Alıntı -
15 Temmuz 2010 Perşembe

Bu iliski yurumuyor

Umut demisti adina. Basindan kaynar sular dokulurken hareketsiz kalip, aciyi en derinden hissetmek ister gibiydi bakisi. Umut demisti adina. Kalbinin ritmine hakim olamiyor, kalbinin sesini boynunda, kulaklarinda hissediyordu. Artik yoktu Umut hayatinda. Bencilce cekip gitmisti.

Icin icin aci cekiyorsa da, garip bir ferahlama hissediyordu icinde. Kafasindan onca olay geciyor, onlarca dusunce, yuzlerce ani, karmasa, karmasik hersey, anlamsiz.. Kendini dalgalarla bogusmus ve sonunda denizden cikmis hissediyordu. Icinden deli gibi tekrar atlamak gelse de denize, havluya sarilmis ve kamburlasmis bir sekilde oturup, yipranmis yuzu ve bos gozleriyle denize bakiyordu sadece.

Bir sene once hayatina girmisti Umut. Kucucuktu, safti, temizdi, ellerinde dogmustu. Kendisi yaratmisti onu. Inanilmaz birseydi, renkliydi, hareketliydi, tum hucrelerine kadar onunla doldugunu hissetmisti. Gozleri bile Umut'tu. Umutla bakiyordu. Bir yil once. O kadar seyin hepsi 1 seneye mi sigmisti sadece. Gozlerini kapattiginda, hala O'nu goruyordu ve hala yuzu guluyordu.
Yasadiklari yormustu onu ama en ufak bir pismanlik yoktu icinde. Denemeye degerdi. Denedi, basaramadi.

Ne hissediyorum diye dusundu, o beynindeki karmasadan hislerini ayirmak istiyordu.

ve yeni hisler. Basladigi gibi alevli, ic yakici bir bitisi oldu tam bir yil sonra. Sanirim bu aralardi ilk ev kiralamam, ilk mumlar, ilk etkilesimler. Basladigi kadar asil olmadi ama bitisi. Kaliteli... Mucadeleden yorgun dusmus ama hala alev alev yanan bir yurek. Keske layik bir son olsaydi.
Umut'mus yasatan insani. Onsuz ne House'un tadi var, ne dondurmanin, ne fal acmanin.
Umut'u bana verdigin icin tesekkurler. Artik tek bir amacim var. O'nu onu aramak, O'nu bulmak.

Verilen bilgiler -
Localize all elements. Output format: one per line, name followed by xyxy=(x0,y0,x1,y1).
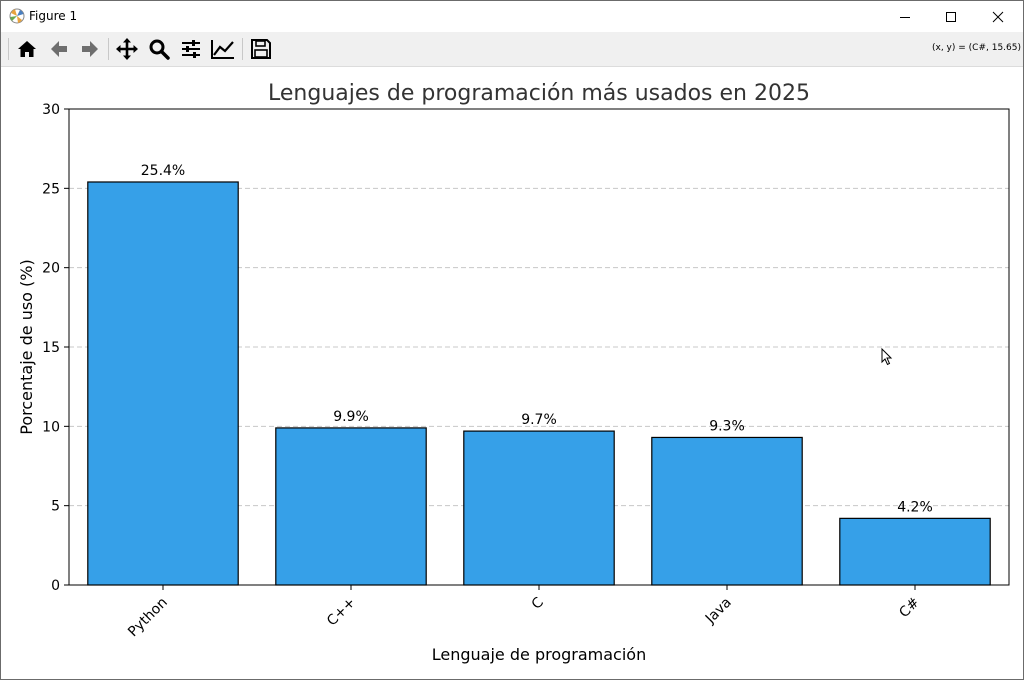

Görev A - Lütfen Umut'u anlatan yazıda "Icin icin aci" ifadesinden "degerdi. Denedi, basaramadi." ifadesine kadar uzanan bölümü birebir kopyalayın.
Görev B - Umut'u anlatan yazının devamını, son cümlesinden sonra başlayarak yazın.
Satırların, Umut'u anlatan yazıyla hiçbir ilgisi yoktur.

Çıktı A -
Icin icin aci cekiyorsa da, garip bir ferahlama hissediyordu icinde. Kafasindan onca olay geciyor, onlarca dusunce, yuzlerce ani, karmasa, karmasik hersey, anlamsiz.. Kendini dalgalarla bogusmus ve sonunda denizden cikmis hissediyordu. Icinden deli gibi tekrar atlamak gelse de denize, havluya sarilmis ve kamburlasmis bir sekilde oturup, yipranmis yuzu ve bos gozleriyle denize bakiyordu sadece.

Bir sene once hayatina girmisti Umut. Kucucuktu, safti, temizdi, ellerinde dogmustu. Kendisi yaratmisti onu. Inanilmaz birseydi, renkliydi, hareketliydi, tum hucrelerine kadar onunla doldugunu hissetmisti. Gozleri bile Umut'tu. Umutla bakiyordu. Bir yil once. O kadar seyin hepsi 1 seneye mi sigmisti sadece. Gozlerini kapattiginda, hala O'nu goruyordu ve hala yuzu guluyordu.
Yasadiklari yormustu onu ama en ufak bir pismanlik yoktu icinde. Denemeye degerdi. Denedi, basaramadi.

Çıktı B -
4 Şubat 2010 Perşembe

Dahi mi deli mi

Ne yapmaya çalıştığını anlamıyorum veya anladıklarım işime gelmiyor. Lütfen yanlış anlama ile başlayan bir anlaşılmazlık. Açıklasana lan o zaman, ne yanlış ne doğru, bırakıyorsun sersemlemiş algılarıma.

Bir kıvılcamla diğerleri tekrar alevleniyor beynimde, inatla söndürmeye çalıştıklarım. Beynim sanırım savaş halinde. Umut var ya içimde, ona sarıldım ya, o umuda zarar verebilecek herşeyin üstünü örtüyor inatla. Bu onların olmadığı manasına gelmiyor, sadece ben algılamak istemiyorum.

Şu an beni inanılmaz huzursuz ettiğini biliyorsun. Belki de yapmak istediğin bu, huzursuz olduğumda aklımdan çıkmadığını biliyorsun. O kadar zeki misin? Öyleyse cidden dahilikle delilik arasındasın. En azından haklı çıktığım için içim rahat eder. Beni böyle yarım bıraktığın zamanki beni biliyorsun ve kurbağa gibi her seferinde aynı tuzağa düşüp haşlıyorum kendimi ve sonra unutuyorum.

Teşekkür ederim desteğin için. Belki yangından önceki son çıkışı seçeceksin, özenle, zekice açık bıraktığın çıkışı. Senin içindi ama bunlar, beni düşündün, beni.. O eski Türk filmlerindeki gibi dimi. Yok güzelim, fazla romantik senin için, yine sıkışınca kendini seçtin. Ben bir destek falan hissedemiyorum.

Kaçmaya çalıştığın şeylere cevaben, ben asla bir kadını yeni cocuk doğurmuşken ve uzakteyken ve telefonla ve gaddarca terk edecek kadar gaddar olmadım. Biliyorsun ve dibine kadar da içindeydin herşeyin. Hayır, herşey senin yüzünden oldu, direk veya dolaylı, bundan kaçıp da vicdanı rahatlatmanın kendimizi kandırmaktan farkı yok. Her zaman ve herkese, herşey şeffaftı ve açıktı, elbirliğiyle bu hale geldi. Herkes elindekini koydu, son dakikada kaçmak yakışmadı.

Ve sıralama olayı. Nedense bana ustaca bir taktik gibi görünüyor. Maalesef 1. sırada değilse bir insan benim için 2.sıradaki binlerce insandan biri oluveriyor. İstediğin yer orasıysa dediğim gibi ömür boyu VIP giriş kartın var. Bırakalım 1.sıralar boş kalsın.

Lütfen bu kadar zeki olup da korkutma beni ama lütfen fırsattan istifade kendimi temizleyeyim diyecek kadar gözümden düşme. Sessizliğin sanki başka bir açıklamaya yer bırakmıyor beynimde.

Bırakılmış hissiyatı, öfkeyle karışık sevgi. Bunları daha önce de defalarca yaşadım ben. Ama sanırım yeter artık, beynimde daha fazla acıya, bu iğrenç hisse, bu öfkeye, bu karmaşaya ayıracağım hücre kalmadı. Pisim, temizsin, temiz... Evet pis olan BENim, kaka kanka.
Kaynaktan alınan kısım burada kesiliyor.